## Records provided
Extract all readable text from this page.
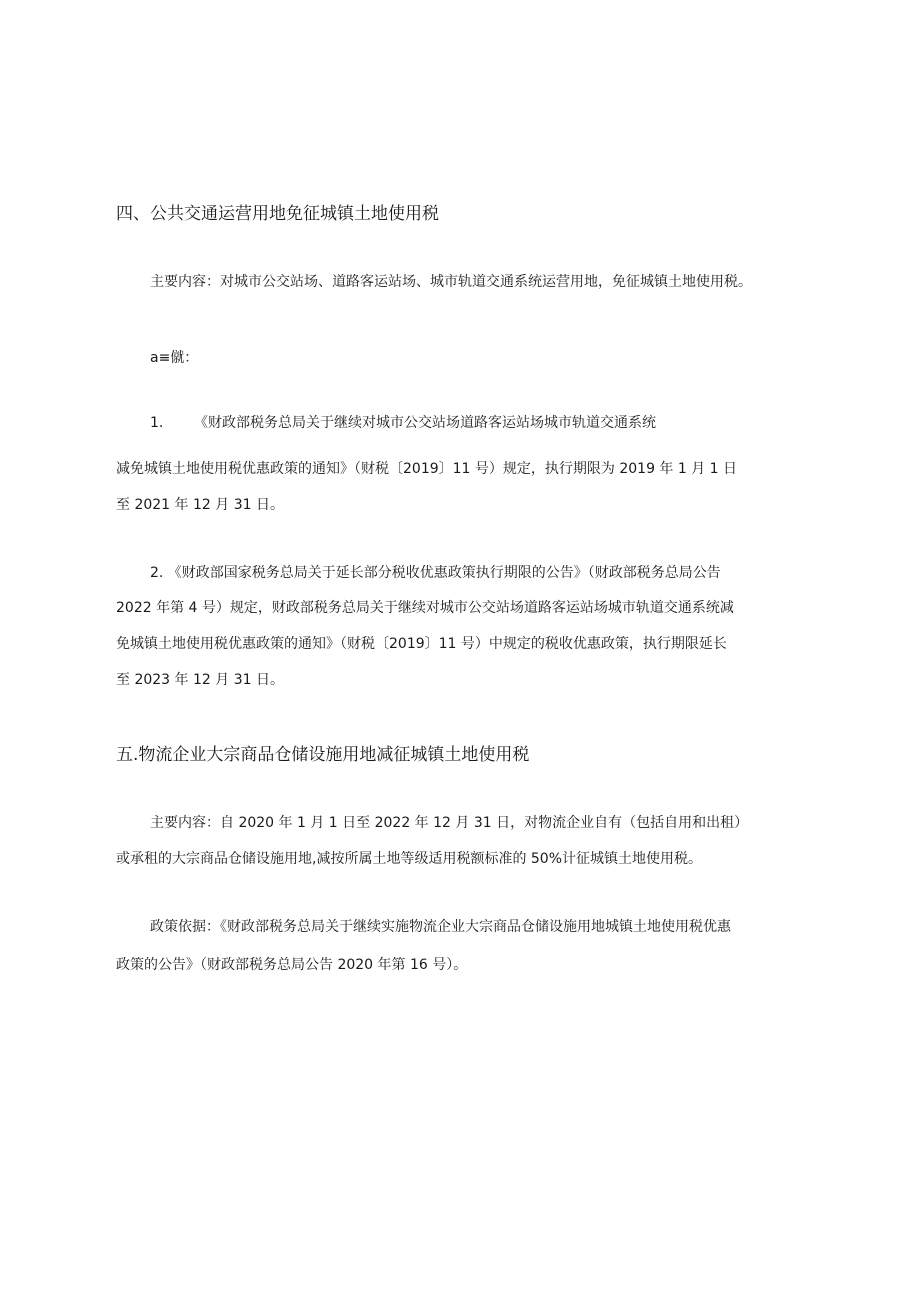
四、公共交通运营用地免征城镇土地使用税
主要内容：对城市公交站场、道路客运站场、城市轨道交通系统运营用地，免征城镇土地使用税。
a≡僦：
1. 《财政部税务总局关于继续对城市公交站场道路客运站场城市轨道交通系统
减免城镇土地使用税优惠政策的通知》（财税〔2019〕11 号）规定，执行期限为 2019 年 1 月 1 日
至 2021 年 12 月 31 日。
2. 《财政部国家税务总局关于延长部分税收优惠政策执行期限的公告》（财政部税务总局公告
2022 年第 4 号）规定，财政部税务总局关于继续对城市公交站场道路客运站场城市轨道交通系统减
免城镇土地使用税优惠政策的通知》（财税〔2019〕11 号）中规定的税收优惠政策，执行期限延长
至 2023 年 12 月 31 日。
五.物流企业大宗商品仓储设施用地减征城镇土地使用税
主要内容：自 2020 年 1 月 1 日至 2022 年 12 月 31 日，对物流企业自有（包括自用和出租）
或承租的大宗商品仓储设施用地,减按所属土地等级适用税额标准的 50%计征城镇土地使用税。
政策依据：《财政部税务总局关于继续实施物流企业大宗商品仓储设施用地城镇土地使用税优惠
政策的公告》（财政部税务总局公告 2020 年第 16 号）。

## Set problem
Drop the images and repeat the data exactly.

## Task response
Extract all readable text from this page.
四、公共交通运营用地免征城镇土地使用税
主要内容：对城市公交站场、道路客运站场、城市轨道交通系统运营用地，免征城镇土地使用税。
a≡僦：
1. 《财政部税务总局关于继续对城市公交站场道路客运站场城市轨道交通系统
减免城镇土地使用税优惠政策的通知》（财税〔2019〕11 号）规定，执行期限为 2019 年 1 月 1 日
至 2021 年 12 月 31 日。
2. 《财政部国家税务总局关于延长部分税收优惠政策执行期限的公告》（财政部税务总局公告
2022 年第 4 号）规定，财政部税务总局关于继续对城市公交站场道路客运站场城市轨道交通系统减
免城镇土地使用税优惠政策的通知》（财税〔2019〕11 号）中规定的税收优惠政策，执行期限延长
至 2023 年 12 月 31 日。
五.物流企业大宗商品仓储设施用地减征城镇土地使用税
主要内容：自 2020 年 1 月 1 日至 2022 年 12 月 31 日，对物流企业自有（包括自用和出租）
或承租的大宗商品仓储设施用地,减按所属土地等级适用税额标准的 50%计征城镇土地使用税。
政策依据：《财政部税务总局关于继续实施物流企业大宗商品仓储设施用地城镇土地使用税优惠
政策的公告》（财政部税务总局公告 2020 年第 16 号）。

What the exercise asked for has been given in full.